STATED PROBLEM
Set down the whole listing verbatim.

[Stored data]
....
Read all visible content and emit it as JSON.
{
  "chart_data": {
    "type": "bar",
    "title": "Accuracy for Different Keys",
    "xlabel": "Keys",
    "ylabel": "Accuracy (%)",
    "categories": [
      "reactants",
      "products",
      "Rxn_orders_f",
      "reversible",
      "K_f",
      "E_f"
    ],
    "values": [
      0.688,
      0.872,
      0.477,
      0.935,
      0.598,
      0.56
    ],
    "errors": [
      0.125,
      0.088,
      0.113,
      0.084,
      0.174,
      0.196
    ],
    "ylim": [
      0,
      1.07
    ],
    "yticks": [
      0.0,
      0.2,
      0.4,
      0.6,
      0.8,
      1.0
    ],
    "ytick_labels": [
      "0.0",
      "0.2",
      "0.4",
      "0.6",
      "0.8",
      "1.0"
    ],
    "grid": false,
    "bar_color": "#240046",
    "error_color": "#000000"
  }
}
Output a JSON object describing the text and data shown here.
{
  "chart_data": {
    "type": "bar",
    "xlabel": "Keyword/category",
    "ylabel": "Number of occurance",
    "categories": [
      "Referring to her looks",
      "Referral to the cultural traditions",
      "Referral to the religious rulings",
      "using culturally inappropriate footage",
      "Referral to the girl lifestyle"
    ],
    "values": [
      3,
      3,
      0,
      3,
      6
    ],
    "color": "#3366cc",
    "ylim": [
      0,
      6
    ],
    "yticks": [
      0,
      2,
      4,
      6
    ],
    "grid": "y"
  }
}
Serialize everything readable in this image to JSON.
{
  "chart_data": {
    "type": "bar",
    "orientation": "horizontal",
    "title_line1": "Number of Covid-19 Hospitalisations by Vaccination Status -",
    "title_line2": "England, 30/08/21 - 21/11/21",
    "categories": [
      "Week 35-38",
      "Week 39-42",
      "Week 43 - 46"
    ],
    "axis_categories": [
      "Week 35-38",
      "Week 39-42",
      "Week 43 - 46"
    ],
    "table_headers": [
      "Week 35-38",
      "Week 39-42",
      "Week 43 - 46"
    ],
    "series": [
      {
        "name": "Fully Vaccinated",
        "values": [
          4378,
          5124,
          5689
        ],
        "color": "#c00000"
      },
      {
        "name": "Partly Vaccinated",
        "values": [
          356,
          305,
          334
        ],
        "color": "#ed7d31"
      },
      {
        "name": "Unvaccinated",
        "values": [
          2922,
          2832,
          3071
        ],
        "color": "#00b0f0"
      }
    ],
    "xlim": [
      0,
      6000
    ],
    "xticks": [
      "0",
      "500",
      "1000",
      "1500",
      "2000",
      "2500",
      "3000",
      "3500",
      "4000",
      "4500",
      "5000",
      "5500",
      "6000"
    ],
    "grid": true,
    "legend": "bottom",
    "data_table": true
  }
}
....
RESULT OF THIS TASK
Read all visible content and emit it as JSON.
{
  "chart_data": {
    "type": "bar",
    "title": "Accuracy for Different Keys",
    "xlabel": "Keys",
    "ylabel": "Accuracy (%)",
    "categories": [
      "reactants",
      "products",
      "Rxn_orders_f",
      "reversible",
      "K_f",
      "E_f"
    ],
    "values": [
      0.688,
      0.872,
      0.477,
      0.935,
      0.598,
      0.56
    ],
    "errors": [
      0.125,
      0.088,
      0.113,
      0.084,
      0.174,
      0.196
    ],
    "ylim": [
      0,
      1.07
    ],
    "yticks": [
      0.0,
      0.2,
      0.4,
      0.6,
      0.8,
      1.0
    ],
    "ytick_labels": [
      "0.0",
      "0.2",
      "0.4",
      "0.6",
      "0.8",
      "1.0"
    ],
    "grid": false,
    "bar_color": "#240046",
    "error_color": "#000000"
  }
}
Output a JSON object describing the text and data shown here.
{
  "chart_data": {
    "type": "bar",
    "xlabel": "Keyword/category",
    "ylabel": "Number of occurance",
    "categories": [
      "Referring to her looks",
      "Referral to the cultural traditions",
      "Referral to the religious rulings",
      "using culturally inappropriate footage",
      "Referral to the girl lifestyle"
    ],
    "values": [
      3,
      3,
      0,
      3,
      6
    ],
    "color": "#3366cc",
    "ylim": [
      0,
      6
    ],
    "yticks": [
      0,
      2,
      4,
      6
    ],
    "grid": "y"
  }
}
Serialize everything readable in this image to JSON.
{
  "chart_data": {
    "type": "bar",
    "orientation": "horizontal",
    "title_line1": "Number of Covid-19 Hospitalisations by Vaccination Status -",
    "title_line2": "England, 30/08/21 - 21/11/21",
    "categories": [
      "Week 35-38",
      "Week 39-42",
      "Week 43 - 46"
    ],
    "axis_categories": [
      "Week 35-38",
      "Week 39-42",
      "Week 43 - 46"
    ],
    "table_headers": [
      "Week 35-38",
      "Week 39-42",
      "Week 43 - 46"
    ],
    "series": [
      {
        "name": "Fully Vaccinated",
        "values": [
          4378,
          5124,
          5689
        ],
        "color": "#c00000"
      },
      {
        "name": "Partly Vaccinated",
        "values": [
          356,
          305,
          334
        ],
        "color": "#ed7d31"
      },
      {
        "name": "Unvaccinated",
        "values": [
          2922,
          2832,
          3071
        ],
        "color": "#00b0f0"
      }
    ],
    "xlim": [
      0,
      6000
    ],
    "xticks": [
      "0",
      "500",
      "1000",
      "1500",
      "2000",
      "2500",
      "3000",
      "3500",
      "4000",
      "4500",
      "5000",
      "5500",
      "6000"
    ],
    "grid": true,
    "legend": "bottom",
    "data_table": true
  }
}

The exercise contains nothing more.